## Provided records
* start *

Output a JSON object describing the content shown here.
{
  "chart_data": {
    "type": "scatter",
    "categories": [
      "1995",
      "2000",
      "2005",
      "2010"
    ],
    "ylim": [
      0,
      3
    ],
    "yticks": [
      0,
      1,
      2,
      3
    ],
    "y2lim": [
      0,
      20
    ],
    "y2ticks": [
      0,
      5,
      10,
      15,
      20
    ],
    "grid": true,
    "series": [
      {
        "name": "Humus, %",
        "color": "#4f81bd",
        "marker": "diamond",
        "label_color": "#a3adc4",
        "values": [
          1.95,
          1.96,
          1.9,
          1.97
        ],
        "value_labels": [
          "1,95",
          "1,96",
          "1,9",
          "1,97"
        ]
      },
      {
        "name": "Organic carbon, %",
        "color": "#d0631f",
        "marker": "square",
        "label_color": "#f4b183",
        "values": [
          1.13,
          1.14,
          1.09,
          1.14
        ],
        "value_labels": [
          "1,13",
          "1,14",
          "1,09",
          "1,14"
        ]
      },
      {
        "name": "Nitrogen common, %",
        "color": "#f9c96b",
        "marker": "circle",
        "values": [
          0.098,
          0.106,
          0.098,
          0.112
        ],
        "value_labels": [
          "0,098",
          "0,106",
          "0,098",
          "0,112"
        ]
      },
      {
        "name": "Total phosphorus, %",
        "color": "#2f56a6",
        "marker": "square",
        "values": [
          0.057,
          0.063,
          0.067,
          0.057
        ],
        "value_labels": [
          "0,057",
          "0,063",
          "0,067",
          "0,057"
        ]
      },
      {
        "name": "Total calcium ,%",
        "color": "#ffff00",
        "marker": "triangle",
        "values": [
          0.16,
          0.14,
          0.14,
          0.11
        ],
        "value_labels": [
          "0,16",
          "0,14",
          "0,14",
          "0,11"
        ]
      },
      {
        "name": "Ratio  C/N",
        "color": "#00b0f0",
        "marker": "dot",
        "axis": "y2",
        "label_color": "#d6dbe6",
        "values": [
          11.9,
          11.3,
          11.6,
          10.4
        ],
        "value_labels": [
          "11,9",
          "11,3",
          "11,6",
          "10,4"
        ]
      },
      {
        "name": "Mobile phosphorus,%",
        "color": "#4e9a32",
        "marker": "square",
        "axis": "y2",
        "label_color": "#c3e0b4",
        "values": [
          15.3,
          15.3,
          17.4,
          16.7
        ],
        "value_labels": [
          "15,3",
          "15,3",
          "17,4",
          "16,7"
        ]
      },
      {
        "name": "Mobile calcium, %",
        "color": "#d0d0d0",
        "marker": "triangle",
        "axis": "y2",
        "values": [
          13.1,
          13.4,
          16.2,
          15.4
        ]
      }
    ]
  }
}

* end *
* start *

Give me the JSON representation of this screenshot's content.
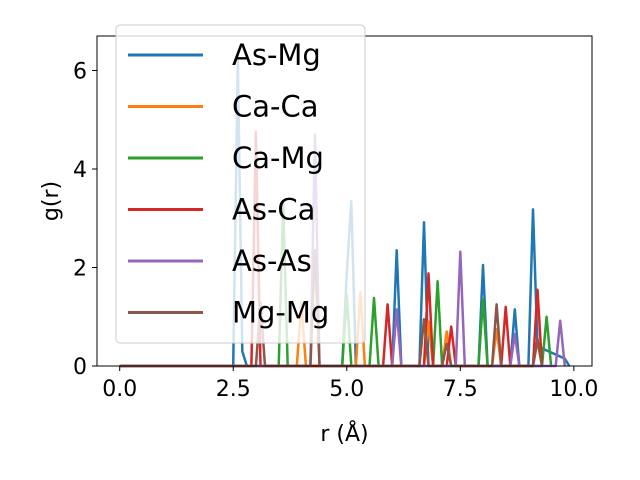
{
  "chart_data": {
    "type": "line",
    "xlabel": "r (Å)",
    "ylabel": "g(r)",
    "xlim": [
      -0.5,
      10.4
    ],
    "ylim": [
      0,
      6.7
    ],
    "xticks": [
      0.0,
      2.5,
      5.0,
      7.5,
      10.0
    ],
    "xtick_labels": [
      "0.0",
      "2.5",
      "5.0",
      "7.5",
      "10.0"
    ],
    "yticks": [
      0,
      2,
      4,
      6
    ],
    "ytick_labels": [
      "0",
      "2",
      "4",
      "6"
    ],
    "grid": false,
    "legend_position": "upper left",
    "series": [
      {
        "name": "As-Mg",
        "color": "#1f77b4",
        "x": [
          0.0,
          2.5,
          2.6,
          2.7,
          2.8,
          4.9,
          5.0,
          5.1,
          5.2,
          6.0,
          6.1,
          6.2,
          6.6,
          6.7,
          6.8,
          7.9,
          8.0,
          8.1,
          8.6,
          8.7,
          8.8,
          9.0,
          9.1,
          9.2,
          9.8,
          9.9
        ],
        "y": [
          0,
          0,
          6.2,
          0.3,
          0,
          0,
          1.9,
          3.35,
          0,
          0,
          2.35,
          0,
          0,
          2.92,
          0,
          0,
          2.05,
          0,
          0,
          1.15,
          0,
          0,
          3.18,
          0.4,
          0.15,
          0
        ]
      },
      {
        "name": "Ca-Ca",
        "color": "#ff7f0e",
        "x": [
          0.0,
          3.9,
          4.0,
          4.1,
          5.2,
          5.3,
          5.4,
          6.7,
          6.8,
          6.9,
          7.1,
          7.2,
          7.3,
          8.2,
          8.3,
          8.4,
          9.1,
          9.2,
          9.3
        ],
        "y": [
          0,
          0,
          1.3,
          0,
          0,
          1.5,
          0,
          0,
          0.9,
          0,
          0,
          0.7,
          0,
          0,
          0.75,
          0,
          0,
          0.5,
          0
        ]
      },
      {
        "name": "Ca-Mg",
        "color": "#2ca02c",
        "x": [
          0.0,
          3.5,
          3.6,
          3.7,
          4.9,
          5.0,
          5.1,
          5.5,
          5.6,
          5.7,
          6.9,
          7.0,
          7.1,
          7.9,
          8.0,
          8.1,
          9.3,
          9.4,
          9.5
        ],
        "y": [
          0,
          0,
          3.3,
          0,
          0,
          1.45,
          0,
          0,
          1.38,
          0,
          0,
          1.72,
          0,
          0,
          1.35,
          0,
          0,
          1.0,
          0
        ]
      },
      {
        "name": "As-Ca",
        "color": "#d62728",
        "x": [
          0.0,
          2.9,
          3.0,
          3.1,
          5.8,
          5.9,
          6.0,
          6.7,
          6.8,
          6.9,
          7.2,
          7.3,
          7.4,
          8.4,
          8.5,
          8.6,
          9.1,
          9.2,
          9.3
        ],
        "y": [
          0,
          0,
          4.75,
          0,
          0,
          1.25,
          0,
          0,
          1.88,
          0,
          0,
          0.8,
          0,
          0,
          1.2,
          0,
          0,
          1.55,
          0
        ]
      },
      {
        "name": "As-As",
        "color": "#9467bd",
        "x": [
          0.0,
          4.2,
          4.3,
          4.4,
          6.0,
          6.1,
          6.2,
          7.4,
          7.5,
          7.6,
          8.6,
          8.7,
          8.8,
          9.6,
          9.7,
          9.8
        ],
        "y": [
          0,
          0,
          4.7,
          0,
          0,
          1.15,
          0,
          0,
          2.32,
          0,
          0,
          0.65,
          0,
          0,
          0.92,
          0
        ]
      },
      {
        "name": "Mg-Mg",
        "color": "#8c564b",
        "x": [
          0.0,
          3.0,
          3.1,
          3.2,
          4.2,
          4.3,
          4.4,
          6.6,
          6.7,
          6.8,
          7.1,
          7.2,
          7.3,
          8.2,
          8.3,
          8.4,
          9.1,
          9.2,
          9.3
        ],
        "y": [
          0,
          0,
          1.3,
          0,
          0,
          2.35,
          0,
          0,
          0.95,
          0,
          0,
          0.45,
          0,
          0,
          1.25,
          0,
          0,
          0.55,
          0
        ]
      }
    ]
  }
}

* end *

## Required task
Report how many lines in the entries hold the string "phosphorus". Nothing but the number is wanted.

## Correct answer
2